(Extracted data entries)
** Begin **

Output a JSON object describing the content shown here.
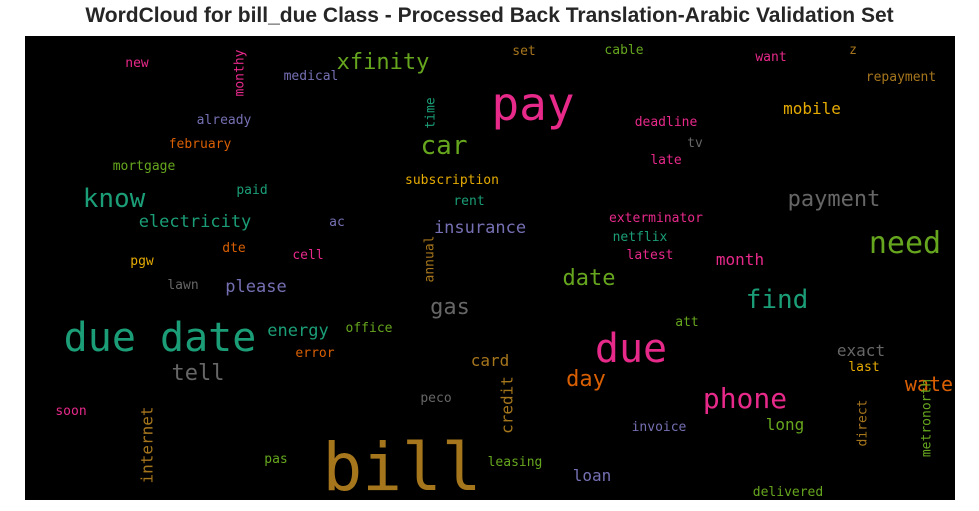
{
  "chart_data": {
    "type": "wordcloud",
    "title": "WordCloud for bill_due Class - Processed Back Translation-Arabic Validation Set",
    "background": "#000000",
    "words": [
      {
        "text": "bill",
        "color": "#a6761d",
        "rank": 1
      },
      {
        "text": "due date",
        "color": "#1b9e77",
        "rank": 2
      },
      {
        "text": "pay",
        "color": "#e7298a",
        "rank": 3
      },
      {
        "text": "due",
        "color": "#e7298a",
        "rank": 4
      },
      {
        "text": "need",
        "color": "#66a61e",
        "rank": 5
      },
      {
        "text": "phone",
        "color": "#e7298a",
        "rank": 6
      },
      {
        "text": "find",
        "color": "#1b9e77",
        "rank": 7
      },
      {
        "text": "car",
        "color": "#66a61e",
        "rank": 8
      },
      {
        "text": "know",
        "color": "#1b9e77",
        "rank": 9
      },
      {
        "text": "xfinity",
        "color": "#66a61e",
        "rank": 10
      },
      {
        "text": "payment",
        "color": "#666666",
        "rank": 11
      },
      {
        "text": "tell",
        "color": "#666666",
        "rank": 12
      },
      {
        "text": "water",
        "color": "#d95f02",
        "rank": 13
      },
      {
        "text": "gas",
        "color": "#666666",
        "rank": 14
      },
      {
        "text": "date",
        "color": "#66a61e",
        "rank": 15
      },
      {
        "text": "day",
        "color": "#d95f02",
        "rank": 16
      },
      {
        "text": "electricity",
        "color": "#1b9e77",
        "rank": 17
      },
      {
        "text": "insurance",
        "color": "#7570b3",
        "rank": 18
      },
      {
        "text": "energy",
        "color": "#1b9e77",
        "rank": 19
      },
      {
        "text": "please",
        "color": "#7570b3",
        "rank": 20
      },
      {
        "text": "mobile",
        "color": "#e6ab02",
        "rank": 21
      },
      {
        "text": "month",
        "color": "#e7298a",
        "rank": 22
      },
      {
        "text": "exact",
        "color": "#666666",
        "rank": 23
      },
      {
        "text": "card",
        "color": "#a6761d",
        "rank": 24
      },
      {
        "text": "credit",
        "color": "#a6761d",
        "rank": 25
      },
      {
        "text": "long",
        "color": "#66a61e",
        "rank": 26
      },
      {
        "text": "loan",
        "color": "#7570b3",
        "rank": 27
      },
      {
        "text": "internet",
        "color": "#a6761d",
        "rank": 28
      },
      {
        "text": "subscription",
        "color": "#e6ab02",
        "rank": 29
      },
      {
        "text": "exterminator",
        "color": "#e7298a",
        "rank": 30
      },
      {
        "text": "deadline",
        "color": "#e7298a",
        "rank": 31
      },
      {
        "text": "medical",
        "color": "#7570b3",
        "rank": 32
      },
      {
        "text": "already",
        "color": "#7570b3",
        "rank": 33
      },
      {
        "text": "february",
        "color": "#d95f02",
        "rank": 34
      },
      {
        "text": "mortgage",
        "color": "#66a61e",
        "rank": 35
      },
      {
        "text": "repayment",
        "color": "#a6761d",
        "rank": 36
      },
      {
        "text": "netflix",
        "color": "#1b9e77",
        "rank": 37
      },
      {
        "text": "latest",
        "color": "#e7298a",
        "rank": 38
      },
      {
        "text": "office",
        "color": "#66a61e",
        "rank": 39
      },
      {
        "text": "error",
        "color": "#d95f02",
        "rank": 40
      },
      {
        "text": "invoice",
        "color": "#7570b3",
        "rank": 41
      },
      {
        "text": "delivered",
        "color": "#66a61e",
        "rank": 42
      },
      {
        "text": "leasing",
        "color": "#66a61e",
        "rank": 43
      },
      {
        "text": "metronorth",
        "color": "#66a61e",
        "rank": 44
      },
      {
        "text": "direct",
        "color": "#a6761d",
        "rank": 45
      },
      {
        "text": "annual",
        "color": "#a6761d",
        "rank": 46
      },
      {
        "text": "monthy",
        "color": "#e7298a",
        "rank": 47
      },
      {
        "text": "time",
        "color": "#1b9e77",
        "rank": 48
      },
      {
        "text": "cable",
        "color": "#66a61e",
        "rank": 49
      },
      {
        "text": "want",
        "color": "#e7298a",
        "rank": 50
      },
      {
        "text": "late",
        "color": "#e7298a",
        "rank": 51
      },
      {
        "text": "rent",
        "color": "#1b9e77",
        "rank": 52
      },
      {
        "text": "paid",
        "color": "#1b9e77",
        "rank": 53
      },
      {
        "text": "cell",
        "color": "#e7298a",
        "rank": 54
      },
      {
        "text": "lawn",
        "color": "#666666",
        "rank": 55
      },
      {
        "text": "peco",
        "color": "#666666",
        "rank": 56
      },
      {
        "text": "pgw",
        "color": "#e6ab02",
        "rank": 57
      },
      {
        "text": "dte",
        "color": "#d95f02",
        "rank": 58
      },
      {
        "text": "new",
        "color": "#e7298a",
        "rank": 59
      },
      {
        "text": "soon",
        "color": "#e7298a",
        "rank": 60
      },
      {
        "text": "pas",
        "color": "#66a61e",
        "rank": 61
      },
      {
        "text": "att",
        "color": "#66a61e",
        "rank": 62
      },
      {
        "text": "last",
        "color": "#e6ab02",
        "rank": 63
      },
      {
        "text": "tv",
        "color": "#666666",
        "rank": 64
      },
      {
        "text": "set",
        "color": "#a6761d",
        "rank": 65
      },
      {
        "text": "ac",
        "color": "#7570b3",
        "rank": 66
      },
      {
        "text": "z",
        "color": "#a6761d",
        "rank": 67
      }
    ]
  }
}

** End **

Repeat the listing above exactly, with no pictures.

→ **FULL RESPONSE**:
Output a JSON object describing the content shown here.
{
  "chart_data": {
    "type": "wordcloud",
    "title": "WordCloud for bill_due Class - Processed Back Translation-Arabic Validation Set",
    "background": "#000000",
    "words": [
      {
        "text": "bill",
        "color": "#a6761d",
        "rank": 1
      },
      {
        "text": "due date",
        "color": "#1b9e77",
        "rank": 2
      },
      {
        "text": "pay",
        "color": "#e7298a",
        "rank": 3
      },
      {
        "text": "due",
        "color": "#e7298a",
        "rank": 4
      },
      {
        "text": "need",
        "color": "#66a61e",
        "rank": 5
      },
      {
        "text": "phone",
        "color": "#e7298a",
        "rank": 6
      },
      {
        "text": "find",
        "color": "#1b9e77",
        "rank": 7
      },
      {
        "text": "car",
        "color": "#66a61e",
        "rank": 8
      },
      {
        "text": "know",
        "color": "#1b9e77",
        "rank": 9
      },
      {
        "text": "xfinity",
        "color": "#66a61e",
        "rank": 10
      },
      {
        "text": "payment",
        "color": "#666666",
        "rank": 11
      },
      {
        "text": "tell",
        "color": "#666666",
        "rank": 12
      },
      {
        "text": "water",
        "color": "#d95f02",
        "rank": 13
      },
      {
        "text": "gas",
        "color": "#666666",
        "rank": 14
      },
      {
        "text": "date",
        "color": "#66a61e",
        "rank": 15
      },
      {
        "text": "day",
        "color": "#d95f02",
        "rank": 16
      },
      {
        "text": "electricity",
        "color": "#1b9e77",
        "rank": 17
      },
      {
        "text": "insurance",
        "color": "#7570b3",
        "rank": 18
      },
      {
        "text": "energy",
        "color": "#1b9e77",
        "rank": 19
      },
      {
        "text": "please",
        "color": "#7570b3",
        "rank": 20
      },
      {
        "text": "mobile",
        "color": "#e6ab02",
        "rank": 21
      },
      {
        "text": "month",
        "color": "#e7298a",
        "rank": 22
      },
      {
        "text": "exact",
        "color": "#666666",
        "rank": 23
      },
      {
        "text": "card",
        "color": "#a6761d",
        "rank": 24
      },
      {
        "text": "credit",
        "color": "#a6761d",
        "rank": 25
      },
      {
        "text": "long",
        "color": "#66a61e",
        "rank": 26
      },
      {
        "text": "loan",
        "color": "#7570b3",
        "rank": 27
      },
      {
        "text": "internet",
        "color": "#a6761d",
        "rank": 28
      },
      {
        "text": "subscription",
        "color": "#e6ab02",
        "rank": 29
      },
      {
        "text": "exterminator",
        "color": "#e7298a",
        "rank": 30
      },
      {
        "text": "deadline",
        "color": "#e7298a",
        "rank": 31
      },
      {
        "text": "medical",
        "color": "#7570b3",
        "rank": 32
      },
      {
        "text": "already",
        "color": "#7570b3",
        "rank": 33
      },
      {
        "text": "february",
        "color": "#d95f02",
        "rank": 34
      },
      {
        "text": "mortgage",
        "color": "#66a61e",
        "rank": 35
      },
      {
        "text": "repayment",
        "color": "#a6761d",
        "rank": 36
      },
      {
        "text": "netflix",
        "color": "#1b9e77",
        "rank": 37
      },
      {
        "text": "latest",
        "color": "#e7298a",
        "rank": 38
      },
      {
        "text": "office",
        "color": "#66a61e",
        "rank": 39
      },
      {
        "text": "error",
        "color": "#d95f02",
        "rank": 40
      },
      {
        "text": "invoice",
        "color": "#7570b3",
        "rank": 41
      },
      {
        "text": "delivered",
        "color": "#66a61e",
        "rank": 42
      },
      {
        "text": "leasing",
        "color": "#66a61e",
        "rank": 43
      },
      {
        "text": "metronorth",
        "color": "#66a61e",
        "rank": 44
      },
      {
        "text": "direct",
        "color": "#a6761d",
        "rank": 45
      },
      {
        "text": "annual",
        "color": "#a6761d",
        "rank": 46
      },
      {
        "text": "monthy",
        "color": "#e7298a",
        "rank": 47
      },
      {
        "text": "time",
        "color": "#1b9e77",
        "rank": 48
      },
      {
        "text": "cable",
        "color": "#66a61e",
        "rank": 49
      },
      {
        "text": "want",
        "color": "#e7298a",
        "rank": 50
      },
      {
        "text": "late",
        "color": "#e7298a",
        "rank": 51
      },
      {
        "text": "rent",
        "color": "#1b9e77",
        "rank": 52
      },
      {
        "text": "paid",
        "color": "#1b9e77",
        "rank": 53
      },
      {
        "text": "cell",
        "color": "#e7298a",
        "rank": 54
      },
      {
        "text": "lawn",
        "color": "#666666",
        "rank": 55
      },
      {
        "text": "peco",
        "color": "#666666",
        "rank": 56
      },
      {
        "text": "pgw",
        "color": "#e6ab02",
        "rank": 57
      },
      {
        "text": "dte",
        "color": "#d95f02",
        "rank": 58
      },
      {
        "text": "new",
        "color": "#e7298a",
        "rank": 59
      },
      {
        "text": "soon",
        "color": "#e7298a",
        "rank": 60
      },
      {
        "text": "pas",
        "color": "#66a61e",
        "rank": 61
      },
      {
        "text": "att",
        "color": "#66a61e",
        "rank": 62
      },
      {
        "text": "last",
        "color": "#e6ab02",
        "rank": 63
      },
      {
        "text": "tv",
        "color": "#666666",
        "rank": 64
      },
      {
        "text": "set",
        "color": "#a6761d",
        "rank": 65
      },
      {
        "text": "ac",
        "color": "#7570b3",
        "rank": 66
      },
      {
        "text": "z",
        "color": "#a6761d",
        "rank": 67
      }
    ]
  }
}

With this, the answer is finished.